Treść polecenia: Przepisz dokładnie z tekstu o Syrenie wszystko od słów „Jeśli chodzi o” aż po słowa „wyrobów samochodopodobnych XD.”.
***** Prezentowany fragment
Jeśli chodzi o silnik, to sprawa przedstawia się dość prosto, chociaż narosły wokół niej mitologie – do napędu prototypów wykorzystano silnik autorstwa wspomnianego Bluemkego, o oznaczeniu S-14, którego protoplastą był chłodzony cieczą silnik S-10, motor wykorzystywany w wojskowych łodziach desantowych, krótko produkowany w Wytwórni Sprzętu Mechanicznego. Obie jednostki były spokrewnione z silnikiem S-82, jednocylindrowym dwusuwem chłodzonym dmuchawą, który napędzał motopompy czy też ciągnik rolniczy Dzik – prawdopodobnie stąd wziął się mit Syreny z silnikiem motopompy. Wracając, silnik S-14 ukazał szereg wad, toteż inżynier Jan Kubica, który brał udział w pracach nad „S-14”, przekonstruował go i stworzył S-15. Inna sprawa że silniki 2T poza wysokim momentem nie miały żadnych zalet i się nadawały do napędzania kos, a nie samochodów czy wyrobów samochodopodobnych XD.


W międzyczasie Syrena została wystawiona na Międzynarodowych Targach Poznańskich w 1955, gdzie zdobyła zainteresowanie, a także prowadzono testy drogowe, których finałem był sławny rajd Syren z ‘55 roku, w którym udział wzięły prototypy wraz z zagranicznymi Panhard Dyna, Goliath 700 E, IFA F9 czy DKW 3=6 jako wozy porównawcze, czy też STARy 20 i prototypowa Warszawa Pickup jako wozy techniczne. Dość powiedzieć że w czasie rajdu na jednym z ostrzejszych zakrętów Panczakiewicz wypadł skarpetą z zakrętu i dachował – wprawdzie nic poważniejszego się nie stało – najbardziej widoczny był zerwany dermatoid z dachu – ale późniejsza analiza przekoziołkowanej Syreny w warsztacie przekonała konstruktora do zaniechania pomysłu drewnianej konstrukcji dachu. Ostatecznie rajd Syreny był sukcesem i pokazywał potrzebę i kierunek dalszych prac nad konstrukcją. Podobnie było przy nieco późniejszej jeździe długodystansowej w 1959 roku, gdzie ledwo co produkowaną Syrenę dziennikarze mieli skwitować mianem udanej konstrukcji, ale o niskiej jakości .
**********
***** Zebrany materiał
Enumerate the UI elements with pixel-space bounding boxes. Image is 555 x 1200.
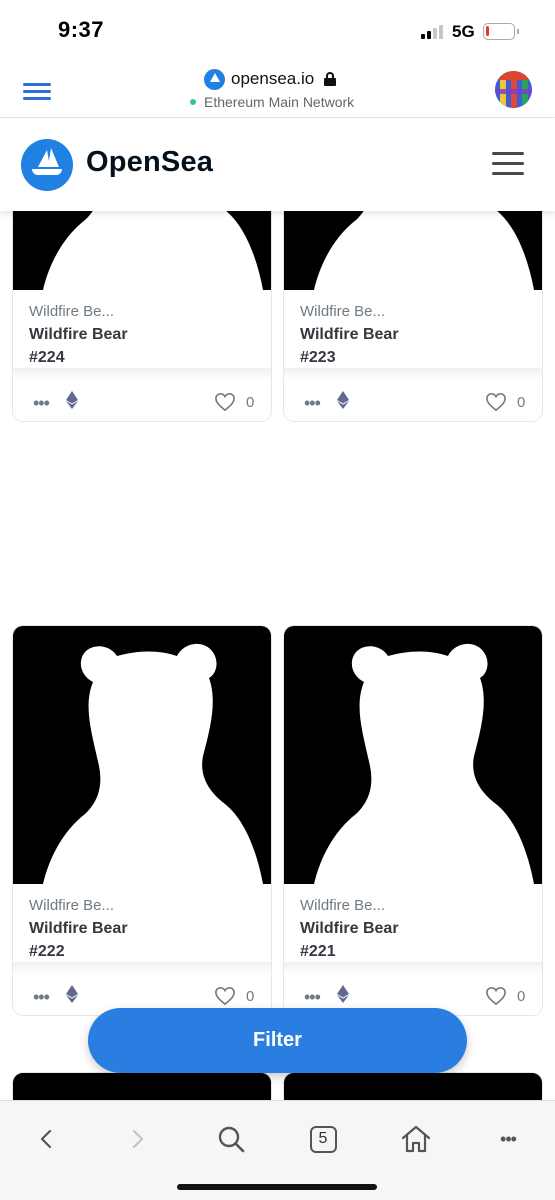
**********
Rozwiązanie zadania:
Jeśli chodzi o silnik, to sprawa przedstawia się dość prosto, chociaż narosły wokół niej mitologie – do napędu prototypów wykorzystano silnik autorstwa wspomnianego Bluemkego, o oznaczeniu S-14, którego protoplastą był chłodzony cieczą silnik S-10, motor wykorzystywany w wojskowych łodziach desantowych, krótko produkowany w Wytwórni Sprzętu Mechanicznego. Obie jednostki były spokrewnione z silnikiem S-82, jednocylindrowym dwusuwem chłodzonym dmuchawą, który napędzał motopompy czy też ciągnik rolniczy Dzik – prawdopodobnie stąd wziął się mit Syreny z silnikiem motopompy. Wracając, silnik S-14 ukazał szereg wad, toteż inżynier Jan Kubica, który brał udział w pracach nad „S-14”, przekonstruował go i stworzył S-15. Inna sprawa że silniki 2T poza wysokim momentem nie miały żadnych zalet i się nadawały do napędzania kos, a nie samochodów czy wyrobów samochodopodobnych XD.